- **REQUIRED TASK**
Find every line with "ARTICLES" in it, then report how many there are and nothing more.

- - - -

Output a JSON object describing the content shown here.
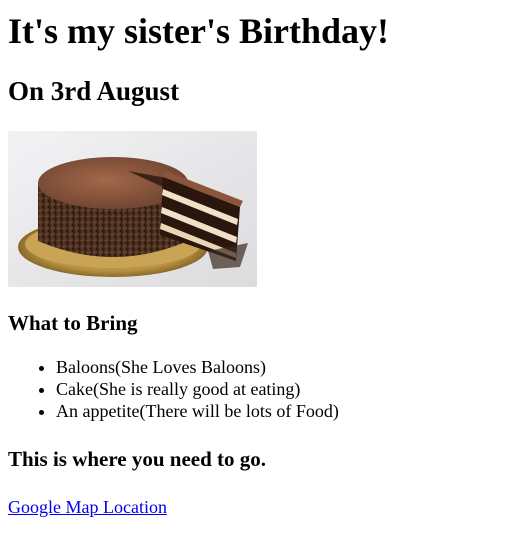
{
  "heading": "It's my sister's Birthday!",
  "subheading": "On 3rd August",
  "image": {
    "name": "chocolate-cake-image"
  },
  "bring_section": {
    "title": "What to Bring",
    "items": [
      "Baloons(She Loves Baloons)",
      "Cake(She is really good at eating)",
      "An appetite(There will be lots of Food)"
    ]
  },
  "location_section": {
    "title": "This is where you need to go.",
    "link_label": "Google Map Location"
  },
  "colors": {
    "link": "#0000ee",
    "text": "#000000",
    "background": "#ffffff"
  }
}
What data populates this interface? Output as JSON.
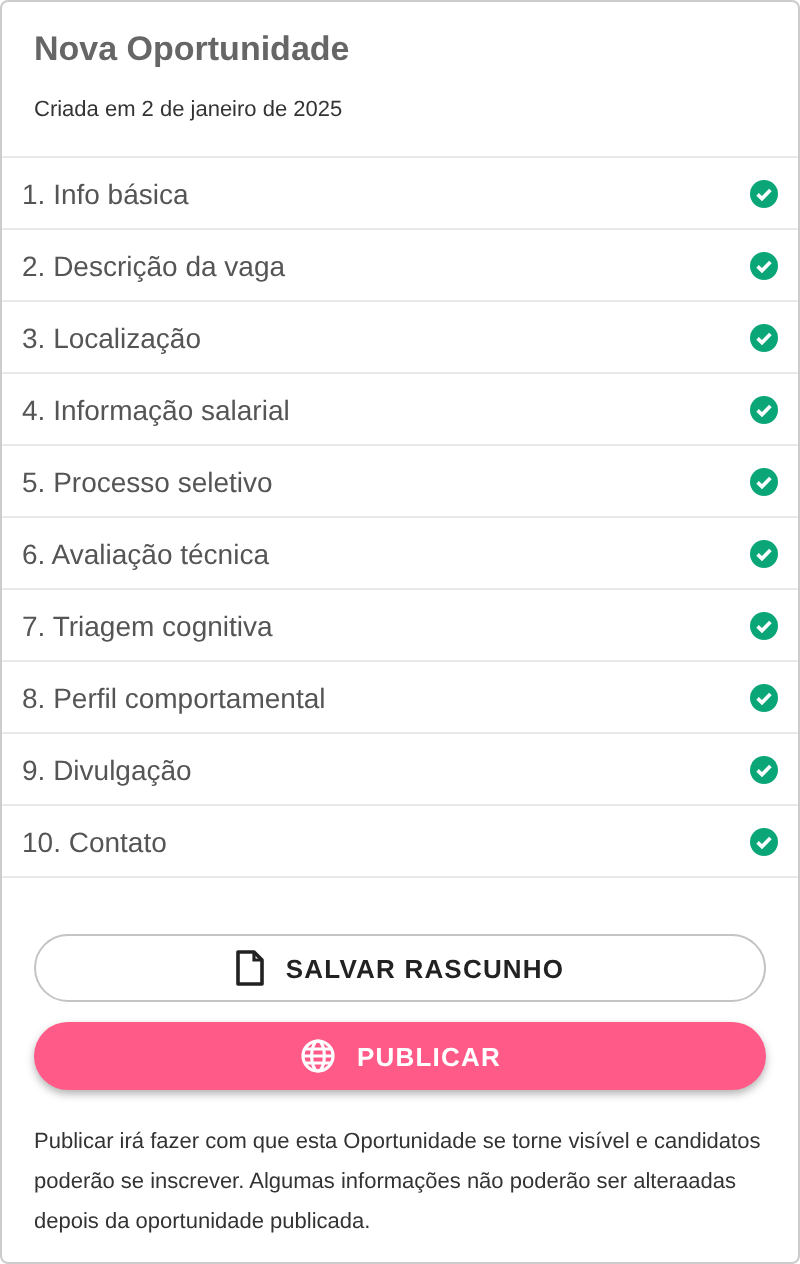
{
  "header": {
    "title": "Nova Oportunidade",
    "subtitle": "Criada em 2 de janeiro de 2025"
  },
  "steps": [
    {
      "label": "1. Info básica",
      "completed": true
    },
    {
      "label": "2. Descrição da vaga",
      "completed": true
    },
    {
      "label": "3. Localização",
      "completed": true
    },
    {
      "label": "4. Informação salarial",
      "completed": true
    },
    {
      "label": "5. Processo seletivo",
      "completed": true
    },
    {
      "label": "6. Avaliação técnica",
      "completed": true
    },
    {
      "label": "7. Triagem cognitiva",
      "completed": true
    },
    {
      "label": "8. Perfil comportamental",
      "completed": true
    },
    {
      "label": "9. Divulgação",
      "completed": true
    },
    {
      "label": "10. Contato",
      "completed": true
    }
  ],
  "actions": [
    {
      "label": "SALVAR RASCUNHO",
      "kind": "outlined"
    },
    {
      "label": "PUBLICAR",
      "kind": "filled"
    }
  ],
  "note": "Publicar irá fazer com que esta Oportunidade se torne visível e candidatos poderão se inscrever. Algumas informações não poderão ser alteraadas depois da oportunidade publicada."
}
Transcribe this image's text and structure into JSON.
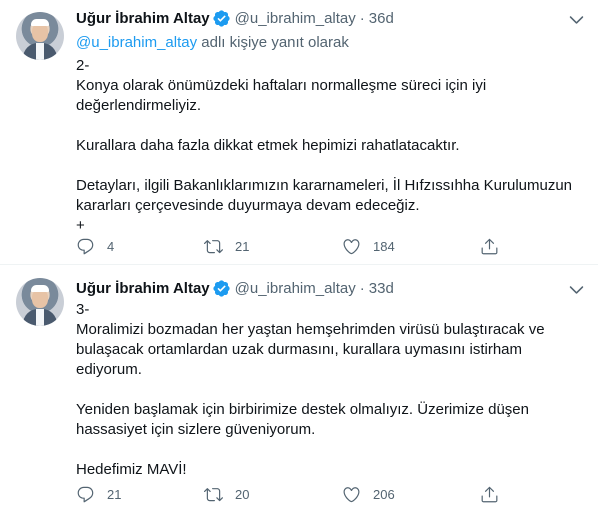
{
  "tweets": [
    {
      "name": "Uğur İbrahim Altay",
      "handle": "@u_ibrahim_altay",
      "separator": "·",
      "time": "36d",
      "reply_mention": "@u_ibrahim_altay",
      "reply_suffix": " adlı kişiye yanıt olarak",
      "paragraphs": [
        "2-\nKonya olarak önümüzdeki haftaları normalleşme süreci için iyi değerlendirmeliyiz.",
        "Kurallara daha fazla dikkat etmek hepimizi rahatlatacaktır.",
        "Detayları, ilgili Bakanlıklarımızın kararnameleri, İl Hıfzıssıhha Kurulumuzun kararları çerçevesinde duyurmaya devam edeceğiz.\n+"
      ],
      "replies": "4",
      "retweets": "21",
      "likes": "184"
    },
    {
      "name": "Uğur İbrahim Altay",
      "handle": "@u_ibrahim_altay",
      "separator": "·",
      "time": "33d",
      "paragraphs": [
        "3-\nMoralimizi bozmadan her yaştan hemşehrimden virüsü bulaştıracak ve bulaşacak ortamlardan uzak durmasını, kurallara uymasını istirham ediyorum.",
        "Yeniden başlamak için birbirimize destek olmalıyız. Üzerimize düşen hassasiyet için sizlere güveniyorum.",
        "Hedefimiz MAVİ!"
      ],
      "replies": "21",
      "retweets": "20",
      "likes": "206"
    }
  ],
  "icons": {
    "verified": "verified-badge-icon",
    "more": "chevron-down-icon",
    "reply": "reply-icon",
    "retweet": "retweet-icon",
    "like": "heart-icon",
    "share": "share-icon"
  },
  "colors": {
    "accent": "#1d9bf0",
    "text": "#0f1419",
    "secondary": "#536471",
    "divider": "#eff3f4"
  }
}
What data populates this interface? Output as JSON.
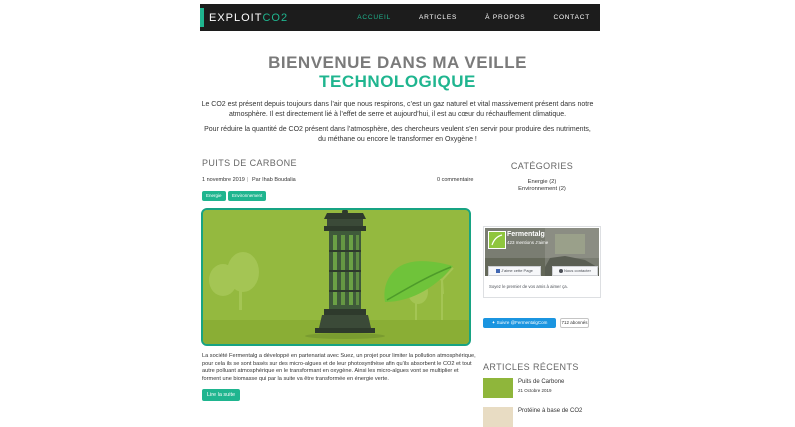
{
  "brand": {
    "prefix": "EXPLOIT",
    "accent": "CO2"
  },
  "nav": {
    "items": [
      {
        "label": "ACCUEIL",
        "active": true
      },
      {
        "label": "ARTICLES",
        "active": false
      },
      {
        "label": "À PROPOS",
        "active": false
      },
      {
        "label": "CONTACT",
        "active": false
      }
    ]
  },
  "hero": {
    "title_line1": "BIENVENUE DANS MA VEILLE",
    "title_line2": "TECHNOLOGIQUE",
    "intro_1": "Le CO2 est présent depuis toujours dans l’air que nous respirons, c’est un gaz naturel et vital massivement présent dans notre atmosphère. Il est directement lié à l’effet de serre et aujourd’hui, il est au cœur du réchauffement climatique.",
    "intro_2": "Pour réduire la quantité de CO2 présent dans l’atmosphère, des chercheurs veulent s’en servir pour produire des nutriments, du méthane ou encore le transformer en Oxygène !"
  },
  "post": {
    "title": "PUITS DE CARBONE",
    "date": "1 novembre 2019",
    "author": "Par Ihab Boudalia",
    "comments": "0 commentaire",
    "tags": [
      "Energie",
      "Environnement"
    ],
    "excerpt": "La société Fermentalg a développé en partenariat avec Suez, un projet pour limiter la pollution atmosphérique, pour cela ils se sont basés sur des micro-algues et de leur photosynthèse afin qu’ils absorbent le CO2 et tout autre polluant atmosphérique en le transformant en oxygène. Ainsi les micro-algues vont se multiplier et forment une biomasse qui par la suite va être transformée en énergie verte.",
    "read_more": "Lire la suite"
  },
  "sidebar": {
    "categories_title": "CATÉGORIES",
    "categories": [
      "Energie (2)",
      "Environnement (2)"
    ],
    "facebook": {
      "name": "Fermentalg",
      "likes": "423 mentions J’aime",
      "like_button": "J’aime cette Page",
      "contact_button": "Nous contacter",
      "note": "Soyez le premier de vos amis à aimer ça."
    },
    "twitter": {
      "follow": "Suivre @FermentalgCom",
      "count": "712 abonnés"
    },
    "recent_title": "ARTICLES RÉCENTS",
    "recent": [
      {
        "title": "Puits de Carbone",
        "date": "21 Octobre 2019"
      },
      {
        "title": "Protéine à base de CO2",
        "date": ""
      }
    ]
  },
  "colors": {
    "accent": "#1fb58f",
    "navbar": "#1c1c1c",
    "heading_grey": "#7a7a7a"
  }
}
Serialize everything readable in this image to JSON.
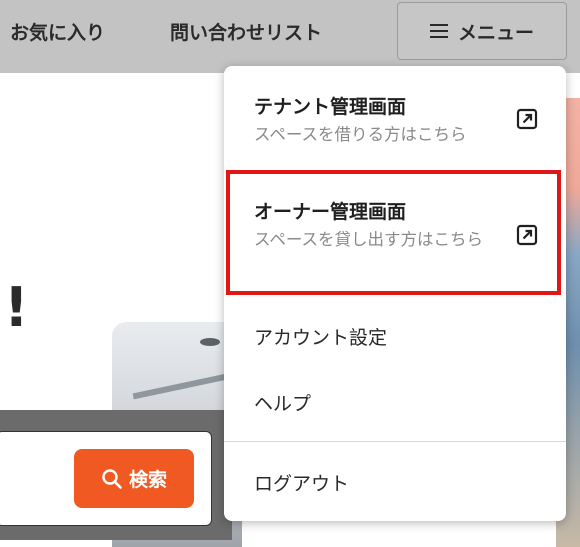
{
  "header": {
    "favorites_label": "お気に入り",
    "inquiry_list_label": "問い合わせリスト",
    "menu_label": "メニュー"
  },
  "page": {
    "exclamation": "!",
    "search_button_label": "検索"
  },
  "menu": {
    "tenant": {
      "title": "テナント管理画面",
      "subtitle": "スペースを借りる方はこちら"
    },
    "owner": {
      "title": "オーナー管理画面",
      "subtitle": "スペースを貸し出す方はこちら"
    },
    "account_settings_label": "アカウント設定",
    "help_label": "ヘルプ",
    "logout_label": "ログアウト"
  },
  "colors": {
    "header_bg": "#c3c3c3",
    "accent_orange": "#f05a22",
    "highlight_red": "#e01717"
  }
}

- - - -

- **EXPECTED ANSWER**
2